Extracted text:
08.10.05, Rosewell, Medieval Wall Paintings


How welcome the publication of this book is! Unlike stained glass, which has been well-served by the efforts of the Corpus Vitrearum Medii Aevi, wall paintings have remained a specialist, even an exotic interest because of their difficult access, their imperfect preservation, their scarce reproduction--and consequently, the limited scholarship on them. Aside from the modern work of David Park and Miriam Gill, the bibliography on English wall painting is brief, and depiction of these murals has been advanced mostly through websites (www.paintedchurch.org).

Now comes Roger Rosewell's book with its hundreds of color photographs. Excluding its gazetteer, subject guide, and index, the book has 224 pages of text, and every one of these pages offers a color illustration. Indeed there are a good many in the book's back matter as well, for a total of 255 color images. The photographs are for the most part satisfyingly close up and sharp, and the choice of subject is remarkably fresh. It is genuinely exciting to turn the book's pages and to see these vigorous, relatively unknown designs. Who is responsible for this wealth of new material? Overwhelmingly, it is the author, who by my count is credited with 177 photographs, and secondarily, C. B. Newman, with over fifty.

The book's opening is an adroit one. Wishing to make some general remarks about the current situation of wall paintings, their meaning and value, the author presents a brief six-page introduction. It is illustrated with photos from the village church of Slapton (Northamptonshire), whose murals are almost unknown and extremely intriguing. The reader is thus introduced to the subject of wall paintings both verbally and visually, via the beautiful, unfamiliar examples accompanying and elucidating the text.

Chapter one then gives a thematic and stylistic history of this art, illustrating the twelfth-century interest in painted masonry patterns, the emergence of painted heraldry in the thirteenth century, the French-influenced S-curve figures of the fourteenth century, and so on. Equally interesting is chapter four's discussion of technique, including the use of materials like compasses and stencils. (The photo of the only known stencil, a lead rosette with a slight handle from Yorkshire, next to a photo of a rosette-patterned painted wall is very effective.) The discussion here of the significance of position and placement is inconclusive. Better is the analysis of painting's purposes: "making the church ["marking" would be equally appropriate], proclaiming faith, private devotion, belonging to the church." Under the first heading, for instance, fairly large consecration crosses, often several times repeated, signed the walls as sacred space. Paint created fictive arches, pillars, and niches as well, and simulated marble or fabric. The author even suggests the possible coordination of wall paintings and stained glass, or wall paintings and sculpture, in a unified decorative scheme.

The book's last chapter, on the Reformation and after, gives the familiar account of whitewashing church walls, but relatively unknown (because so brief) is the Catholic restoration of religious art under Mary. At Stoke-by-Clare a large and elaborate Last Judgment painting was produced. One would have liked to know the uncredited author of the contemporary assessment: "for a future hope and daily comfort of old popish beldames and young perking papists."

Data records
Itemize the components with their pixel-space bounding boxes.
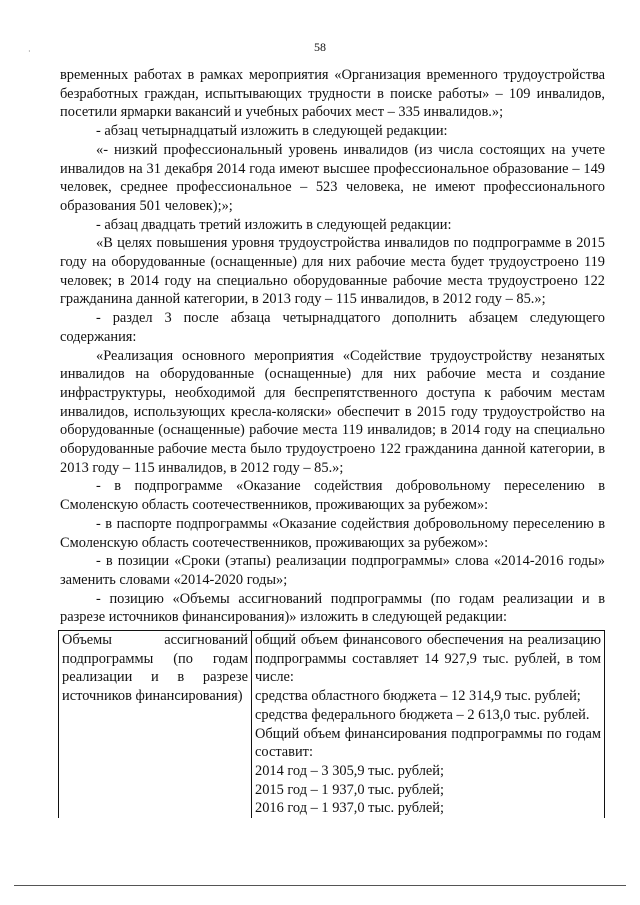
paragraph: «- низкий профессиональный уровень инвалидов (из числа состоящих на учете инвалидов на 31 декабря 2014 года имеют высшее профессиональное образование – 149 человек, среднее профессиональное – 523 человека, не имеют профессионального образования 501 человек);»; (60, 141, 605, 214)
table-cell-label: Объемы ассигнований подпрограммы (по годам реализации и в разрезе источников финансирования) (59, 631, 252, 819)
paragraph: «Реализация основного мероприятия «Содействие трудоустройству незанятых инвалидов на оборудованные (оснащенные) для них рабочие места и создание инфраструктуры, необходимой для беспрепятственного доступа к рабочим местам инвалидов, использующих кресла-коляски» обеспечит в 2015 году трудоустройство на оборудованные (оснащенные) рабочие места 119 инвалидов; в 2014 году на специально оборудованные рабочие места было трудоустроено 122 гражданина данной категории, в 2013 году – 115 инвалидов, в 2012 году – 85.»; (60, 347, 605, 476)
paragraph: - позицию «Объемы ассигнований подпрограммы (по годам реализации и в разрезе источников финансирования)» изложить в следующей редакции: (60, 590, 605, 626)
financing-table (58, 630, 605, 818)
paragraph: - раздел 3 после абзаца четырнадцатого дополнить абзацем следующего содержания: (60, 310, 605, 345)
table-cell-line: средства областного бюджета – 12 314,9 тыс. рублей; (255, 688, 581, 705)
table-cell-line: 2015 год – 1 937,0 тыс. рублей; (255, 781, 444, 798)
table-cell-line: общий объем финансового обеспечения на реализацию подпрограммы составляет 14 927,9 тыс. рублей, в том числе: (255, 632, 601, 686)
paragraph: - в подпрограмме «Оказание содействия добровольному переселению в Смоленскую область соотечественников, проживающих за рубежом»: (60, 478, 605, 514)
table-row (59, 631, 605, 819)
table-cell-line: 2014 год – 3 305,9 тыс. рублей; (255, 762, 444, 779)
paragraph: - в позиции «Сроки (этапы) реализации подпрограммы» слова «2014-2016 годы» заменить словами «2014-2020 годы»; (60, 553, 605, 588)
paragraph: - абзац двадцать третий изложить в следующей редакции: (96, 216, 452, 233)
document-body (60, 66, 605, 627)
page-number: 58 (314, 40, 326, 54)
paragraph: - в паспорте подпрограммы «Оказание содействия добровольному переселению в Смоленскую область соотечественников, проживающих за рубежом»: (60, 515, 605, 551)
scan-speck: · (28, 47, 31, 56)
paragraph: «В целях повышения уровня трудоустройства инвалидов по подпрограмме в 2015 году на оборудованные (оснащенные) для них рабочие места будет трудоустроено 119 человек; в 2014 году на специально оборудованные рабочие места трудоустроено 122 гражданина данной категории, в 2013 году – 115 инвалидов, в 2012 году – 85.»; (60, 235, 605, 308)
table-cell-line: Общий объем финансирования подпрограммы по годам составит: (255, 725, 601, 761)
paragraph: - абзац четырнадцатый изложить в следующей редакции: (96, 123, 448, 140)
table-cell-line: средства федерального бюджета – 2 613,0 тыс. рублей. (255, 706, 590, 723)
table-cell-content (252, 631, 605, 819)
page-bottom-rule (14, 885, 626, 886)
table-cell-line: 2016 год – 1 937,0 тыс. рублей; (255, 800, 444, 817)
paragraph: временных работах в рамках мероприятия «Организация временного трудоустройства безработных граждан, испытывающих трудности в поиске работы» – 109 инвалидов, посетили ярмарки вакансий и учебных рабочих мест – 335 инвалидов.»; (60, 67, 605, 121)
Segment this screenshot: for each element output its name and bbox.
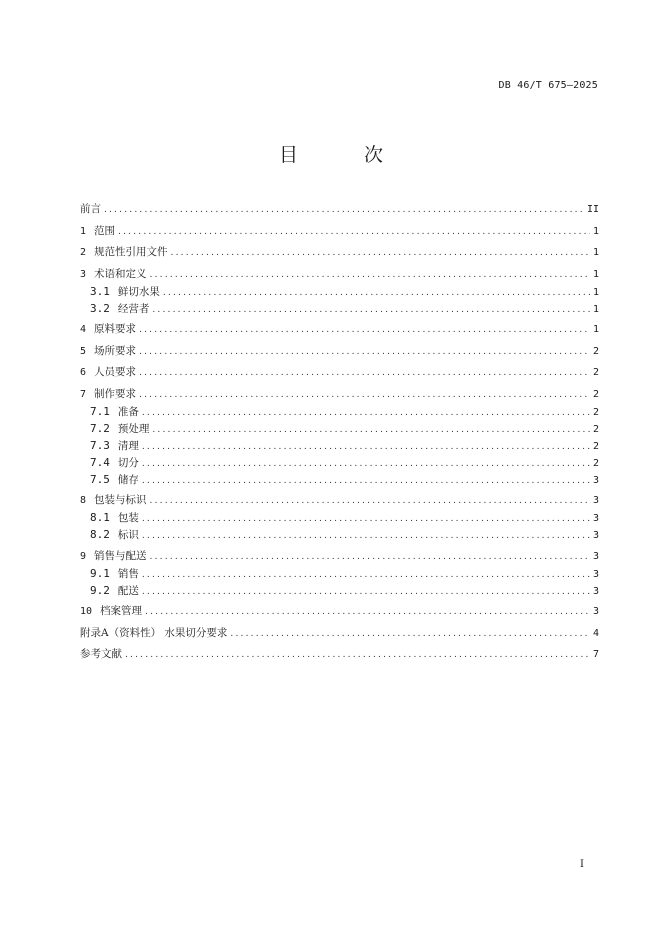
toc-entry-page: 3 <box>592 513 599 524</box>
toc-entry[interactable] <box>80 509 599 526</box>
toc-entry-label: 鲜切水果 <box>117 285 160 298</box>
toc-entry-page: 2 <box>592 457 599 469</box>
toc-entry-number: 9.2 <box>90 583 110 597</box>
toc-entry-label: 原料要求 <box>94 323 137 335</box>
page-number: I <box>580 859 584 870</box>
dot-leader <box>139 387 590 404</box>
page-title: 目 次 <box>278 144 414 166</box>
dot-leader <box>152 302 590 319</box>
toc-entry-number: 5 <box>80 345 87 357</box>
dot-leader <box>142 511 590 528</box>
dot-leader <box>152 422 590 439</box>
dot-leader <box>150 267 590 284</box>
toc-entry-number: 8.1 <box>90 511 110 524</box>
dot-leader <box>142 584 590 601</box>
toc-entry[interactable] <box>80 244 599 261</box>
toc-entry[interactable] <box>80 283 599 300</box>
toc-entry-number: 7.1 <box>90 404 110 418</box>
toc-entry-label: 前言 <box>80 203 101 215</box>
toc-entry-page: 1 <box>592 268 599 280</box>
toc-entry[interactable] <box>80 471 599 488</box>
toc-entry-page: 3 <box>592 495 599 506</box>
dot-leader <box>230 626 590 643</box>
toc-entry[interactable] <box>80 364 599 381</box>
toc-entry-label: 经营者 <box>117 302 150 315</box>
dot-leader <box>150 493 590 510</box>
dot-leader <box>171 245 590 262</box>
toc-entry[interactable] <box>80 603 599 620</box>
toc-entry-label: 参考文献 <box>80 648 122 660</box>
dot-leader <box>104 202 584 219</box>
dot-leader <box>142 405 590 422</box>
toc-entry-label: 标识 <box>117 529 139 541</box>
toc-entry[interactable] <box>80 201 599 218</box>
toc-entry-number: 8 <box>80 495 87 506</box>
toc-entry-page: 2 <box>592 345 599 357</box>
toc-entry[interactable] <box>80 582 599 599</box>
toc-entry-page: 2 <box>592 388 599 400</box>
toc-entry-page: 2 <box>592 440 599 452</box>
dot-leader <box>139 344 590 361</box>
toc-entry-number: 7.2 <box>90 421 110 435</box>
toc-entry-label: 术语和定义 <box>94 267 147 280</box>
toc-entry-page: II <box>586 204 599 215</box>
toc-entry-label: 预处理 <box>117 422 150 435</box>
toc-entry-number: 3 <box>80 268 87 280</box>
toc-entry-number: 10 <box>80 606 93 617</box>
toc-entry-label: 储存 <box>117 473 139 486</box>
toc-entry-label: 切分 <box>117 456 139 469</box>
toc-entry-label: 范围 <box>94 224 116 237</box>
table-of-contents <box>80 201 599 663</box>
toc-entry[interactable] <box>80 526 599 543</box>
toc-entry[interactable] <box>80 548 599 565</box>
toc-entry-page: 2 <box>592 406 599 418</box>
toc-entry[interactable] <box>80 386 599 403</box>
toc-entry-label: 包装 <box>117 512 139 524</box>
toc-entry-number: 2 <box>80 247 87 258</box>
toc-entry[interactable] <box>80 625 599 642</box>
document-code: DB 46/T 675—2025 <box>498 80 598 91</box>
toc-entry-number: 9 <box>80 550 87 562</box>
toc-entry-label: 清理 <box>117 439 139 452</box>
toc-entry-number: 3.2 <box>90 301 110 315</box>
toc-entry-page: 1 <box>592 303 599 315</box>
toc-entry-number: 3.1 <box>90 284 110 298</box>
toc-entry-label: 配送 <box>117 584 139 597</box>
toc-entry-number: 7.4 <box>90 455 110 469</box>
toc-entry-page: 1 <box>592 247 599 258</box>
toc-entry-label: 销售 <box>117 567 139 580</box>
toc-entry-number: 1 <box>80 225 87 237</box>
dot-leader <box>142 439 590 456</box>
toc-entry-page: 1 <box>592 324 599 335</box>
dot-leader <box>142 528 590 545</box>
toc-entry-label: 准备 <box>117 405 139 418</box>
toc-entry[interactable] <box>80 565 599 582</box>
dot-leader <box>145 604 590 621</box>
toc-entry-label: 人员要求 <box>94 366 137 378</box>
dot-leader <box>125 647 590 664</box>
toc-entry-page: 3 <box>592 568 599 580</box>
toc-entry-page: 4 <box>592 627 599 639</box>
toc-entry-number: 6 <box>80 367 87 378</box>
toc-entry-page: 1 <box>592 225 599 237</box>
toc-entry[interactable] <box>80 646 599 663</box>
toc-entry[interactable] <box>80 223 599 240</box>
toc-entry[interactable] <box>80 300 599 317</box>
toc-entry-page: 3 <box>592 606 599 617</box>
toc-entry-label: 销售与配送 <box>94 549 147 562</box>
toc-entry-number: 4 <box>80 324 87 335</box>
toc-entry-label: 包装与标识 <box>94 494 147 506</box>
toc-entry-number: 7.3 <box>90 438 110 452</box>
toc-entry-page: 2 <box>592 367 599 378</box>
toc-entry[interactable] <box>80 420 599 437</box>
toc-entry-page: 2 <box>592 423 599 435</box>
toc-entry[interactable] <box>80 403 599 420</box>
toc-entry-label: 制作要求 <box>94 387 137 400</box>
dot-leader <box>142 456 590 473</box>
toc-entry[interactable] <box>80 454 599 471</box>
toc-entry-number: 9.1 <box>90 566 110 580</box>
toc-entry-number: 7.5 <box>90 472 110 486</box>
toc-entry[interactable] <box>80 266 599 283</box>
toc-entry-page: 1 <box>592 286 599 298</box>
toc-entry-page: 3 <box>592 474 599 486</box>
dot-leader <box>139 322 590 339</box>
dot-leader <box>118 224 590 241</box>
toc-entry-number: 8.2 <box>90 528 110 541</box>
toc-entry-label: 场所要求 <box>94 344 137 357</box>
toc-entry[interactable] <box>80 321 599 338</box>
dot-leader <box>139 365 590 382</box>
dot-leader <box>150 549 590 566</box>
toc-entry-label: 附录A（资料性） 水果切分要求 <box>80 626 228 639</box>
dot-leader <box>142 473 590 490</box>
toc-entry-page: 7 <box>592 649 599 660</box>
toc-entry[interactable] <box>80 343 599 360</box>
toc-entry-page: 3 <box>592 530 599 541</box>
toc-entry[interactable] <box>80 492 599 509</box>
toc-entry-label: 规范性引用文件 <box>94 246 168 258</box>
toc-entry-page: 3 <box>592 585 599 597</box>
dot-leader <box>142 567 590 584</box>
toc-entry-number: 7 <box>80 388 87 400</box>
dot-leader <box>163 285 590 302</box>
toc-entry-page: 3 <box>592 550 599 562</box>
toc-entry[interactable] <box>80 437 599 454</box>
toc-entry-label: 档案管理 <box>100 605 143 617</box>
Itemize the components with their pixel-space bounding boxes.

Short task 1:
According to the wall paintings review, how many color images does the book contain in total?
Short task 2:
Reproduce the data rows word for word, beginning with the line that contains "toc-entry-page: 3 <box>592 513 599 524</box>" and continuing through the line that contains "toc-entry[interactable] <box>80 244".

Full response 1:
The book contains 255 color images in total.

Full response 2:
toc-entry-page: 3 <box>592 513 599 524</box>
toc-entry[interactable] <box>80 509 599 526</box>
toc-entry-label: 鲜切水果 <box>117 285 160 298</box>
toc-entry-page: 2 <box>592 457 599 469</box>
toc-entry-number: 9.2 <box>90 583 110 597</box>
toc-entry-label: 原料要求 <box>94 323 137 335</box>
page-number: I <box>580 859 584 870</box>
dot-leader <box>139 387 590 404</box>
page-title: 目 次 <box>278 144 414 166</box>
dot-leader <box>152 302 590 319</box>
toc-entry-number: 5 <box>80 345 87 357</box>
dot-leader <box>142 511 590 528</box>
dot-leader <box>152 422 590 439</box>
dot-leader <box>150 267 590 284</box>
toc-entry-number: 8.1 <box>90 511 110 524</box>
dot-leader <box>142 584 590 601</box>
toc-entry[interactable] <box>80 244 599 261</box>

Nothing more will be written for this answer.